>> Begin

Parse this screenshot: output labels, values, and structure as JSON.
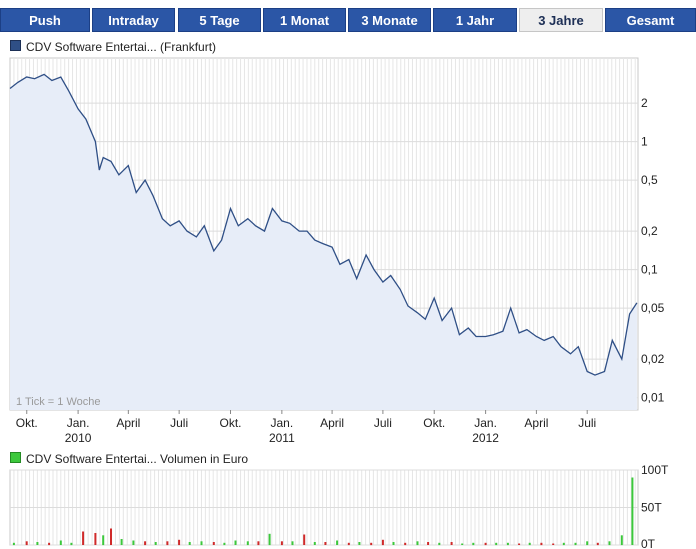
{
  "tabs": [
    "Push",
    "Intraday",
    "5 Tage",
    "1 Monat",
    "3 Monate",
    "1 Jahr",
    "3 Jahre",
    "Gesamt"
  ],
  "active_tab": "3 Jahre",
  "price_legend": "CDV Software Entertai... (Frankfurt)",
  "volume_legend": "CDV Software Entertai... Volumen in Euro",
  "tick_note": "1 Tick = 1 Woche",
  "colors": {
    "tab_bg": "#2b56a6",
    "line": "#2f4f86",
    "area": "#e7edf8",
    "vol_up": "#3cc83c",
    "vol_down": "#d02a2a"
  },
  "chart_data": [
    {
      "type": "area",
      "title": "CDV Software Entertai... (Frankfurt)",
      "y_scale": "log",
      "ylim": [
        0.008,
        4.5
      ],
      "y_ticks": [
        2,
        1,
        0.5,
        0.2,
        0.1,
        0.05,
        0.02,
        0.01
      ],
      "y_tick_labels": [
        "2",
        "1",
        "0,5",
        "0,2",
        "0,1",
        "0,05",
        "0,02",
        "0,01"
      ],
      "x_ticks": [
        {
          "label": "Okt.",
          "year": "",
          "date": "2009-10-01"
        },
        {
          "label": "Jan.",
          "year": "2010",
          "date": "2010-01-01"
        },
        {
          "label": "April",
          "year": "",
          "date": "2010-04-01"
        },
        {
          "label": "Juli",
          "year": "",
          "date": "2010-07-01"
        },
        {
          "label": "Okt.",
          "year": "",
          "date": "2010-10-01"
        },
        {
          "label": "Jan.",
          "year": "2011",
          "date": "2011-01-01"
        },
        {
          "label": "April",
          "year": "",
          "date": "2011-04-01"
        },
        {
          "label": "Juli",
          "year": "",
          "date": "2011-07-01"
        },
        {
          "label": "Okt.",
          "year": "",
          "date": "2011-10-01"
        },
        {
          "label": "Jan.",
          "year": "2012",
          "date": "2012-01-01"
        },
        {
          "label": "April",
          "year": "",
          "date": "2012-04-01"
        },
        {
          "label": "Juli",
          "year": "",
          "date": "2012-07-01"
        }
      ],
      "xlim": [
        "2009-09-01",
        "2012-09-30"
      ],
      "grid": true,
      "x": [
        "2009-09-01",
        "2009-09-15",
        "2009-10-01",
        "2009-10-15",
        "2009-11-01",
        "2009-11-15",
        "2009-12-01",
        "2009-12-15",
        "2010-01-01",
        "2010-01-15",
        "2010-02-01",
        "2010-02-08",
        "2010-02-15",
        "2010-03-01",
        "2010-03-15",
        "2010-04-01",
        "2010-04-15",
        "2010-05-01",
        "2010-05-15",
        "2010-06-01",
        "2010-06-15",
        "2010-07-01",
        "2010-07-15",
        "2010-08-01",
        "2010-08-15",
        "2010-09-01",
        "2010-09-15",
        "2010-10-01",
        "2010-10-15",
        "2010-11-01",
        "2010-11-15",
        "2010-12-01",
        "2010-12-15",
        "2011-01-01",
        "2011-01-15",
        "2011-02-01",
        "2011-02-15",
        "2011-03-01",
        "2011-03-15",
        "2011-04-01",
        "2011-04-15",
        "2011-05-01",
        "2011-05-15",
        "2011-06-01",
        "2011-06-15",
        "2011-07-01",
        "2011-07-15",
        "2011-08-01",
        "2011-08-15",
        "2011-09-01",
        "2011-09-15",
        "2011-10-01",
        "2011-10-15",
        "2011-11-01",
        "2011-11-15",
        "2011-12-01",
        "2011-12-15",
        "2012-01-01",
        "2012-01-15",
        "2012-02-01",
        "2012-02-15",
        "2012-03-01",
        "2012-03-15",
        "2012-04-01",
        "2012-04-15",
        "2012-05-01",
        "2012-05-15",
        "2012-06-01",
        "2012-06-15",
        "2012-07-01",
        "2012-07-15",
        "2012-08-01",
        "2012-08-15",
        "2012-09-01",
        "2012-09-15",
        "2012-09-28"
      ],
      "series": [
        {
          "values": [
            2.6,
            2.9,
            3.2,
            3.1,
            3.35,
            3.0,
            3.2,
            2.5,
            1.8,
            1.5,
            1.0,
            0.6,
            0.75,
            0.7,
            0.55,
            0.65,
            0.4,
            0.5,
            0.38,
            0.25,
            0.22,
            0.24,
            0.2,
            0.18,
            0.22,
            0.14,
            0.17,
            0.3,
            0.22,
            0.25,
            0.22,
            0.2,
            0.3,
            0.24,
            0.23,
            0.2,
            0.2,
            0.17,
            0.16,
            0.15,
            0.11,
            0.12,
            0.085,
            0.13,
            0.1,
            0.08,
            0.09,
            0.07,
            0.052,
            0.046,
            0.041,
            0.06,
            0.04,
            0.05,
            0.031,
            0.035,
            0.03,
            0.03,
            0.031,
            0.033,
            0.05,
            0.032,
            0.034,
            0.03,
            0.028,
            0.03,
            0.025,
            0.022,
            0.025,
            0.016,
            0.015,
            0.016,
            0.028,
            0.02,
            0.045,
            0.055
          ]
        }
      ]
    },
    {
      "type": "bar",
      "title": "CDV Software Entertai... Volumen in Euro",
      "ylim": [
        0,
        100
      ],
      "y_ticks": [
        100,
        50,
        0
      ],
      "y_tick_labels": [
        "100T",
        "50T",
        "0T"
      ],
      "x": [
        "2009-09-08",
        "2009-10-01",
        "2009-10-20",
        "2009-11-10",
        "2009-12-01",
        "2009-12-20",
        "2010-01-10",
        "2010-02-01",
        "2010-02-15",
        "2010-03-01",
        "2010-03-20",
        "2010-04-10",
        "2010-05-01",
        "2010-05-20",
        "2010-06-10",
        "2010-07-01",
        "2010-07-20",
        "2010-08-10",
        "2010-09-01",
        "2010-09-20",
        "2010-10-10",
        "2010-11-01",
        "2010-11-20",
        "2010-12-10",
        "2011-01-01",
        "2011-01-20",
        "2011-02-10",
        "2011-03-01",
        "2011-03-20",
        "2011-04-10",
        "2011-05-01",
        "2011-05-20",
        "2011-06-10",
        "2011-07-01",
        "2011-07-20",
        "2011-08-10",
        "2011-09-01",
        "2011-09-20",
        "2011-10-10",
        "2011-11-01",
        "2011-11-20",
        "2011-12-10",
        "2012-01-01",
        "2012-01-20",
        "2012-02-10",
        "2012-03-01",
        "2012-03-20",
        "2012-04-10",
        "2012-05-01",
        "2012-05-20",
        "2012-06-10",
        "2012-07-01",
        "2012-07-20",
        "2012-08-10",
        "2012-09-01",
        "2012-09-20"
      ],
      "series": [
        {
          "values": [
            3,
            5,
            4,
            3,
            6,
            3,
            18,
            16,
            13,
            22,
            8,
            6,
            5,
            4,
            5,
            7,
            4,
            5,
            4,
            3,
            6,
            5,
            5,
            15,
            5,
            5,
            14,
            4,
            4,
            6,
            3,
            4,
            3,
            7,
            4,
            3,
            5,
            4,
            3,
            4,
            2,
            3,
            3,
            3,
            3,
            2,
            3,
            3,
            2,
            3,
            3,
            5,
            3,
            5,
            13,
            90
          ],
          "up": [
            true,
            false,
            true,
            false,
            true,
            true,
            false,
            false,
            true,
            false,
            true,
            true,
            false,
            true,
            false,
            false,
            true,
            true,
            false,
            true,
            true,
            true,
            false,
            true,
            false,
            true,
            false,
            true,
            false,
            true,
            false,
            true,
            false,
            false,
            true,
            false,
            true,
            false,
            true,
            false,
            true,
            true,
            false,
            true,
            true,
            false,
            true,
            false,
            false,
            true,
            true,
            true,
            false,
            true,
            true,
            true
          ]
        }
      ]
    }
  ]
}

>> End

Your objective >> Copy out every line in the entries above that holds "date".

Task answer >>
          "date": "2009-10-01"
          "date": "2010-01-01"
          "date": "2010-04-01"
          "date": "2010-07-01"
          "date": "2010-10-01"
          "date": "2011-01-01"
          "date": "2011-04-01"
          "date": "2011-07-01"
          "date": "2011-10-01"
          "date": "2012-01-01"
          "date": "2012-04-01"
          "date": "2012-07-01"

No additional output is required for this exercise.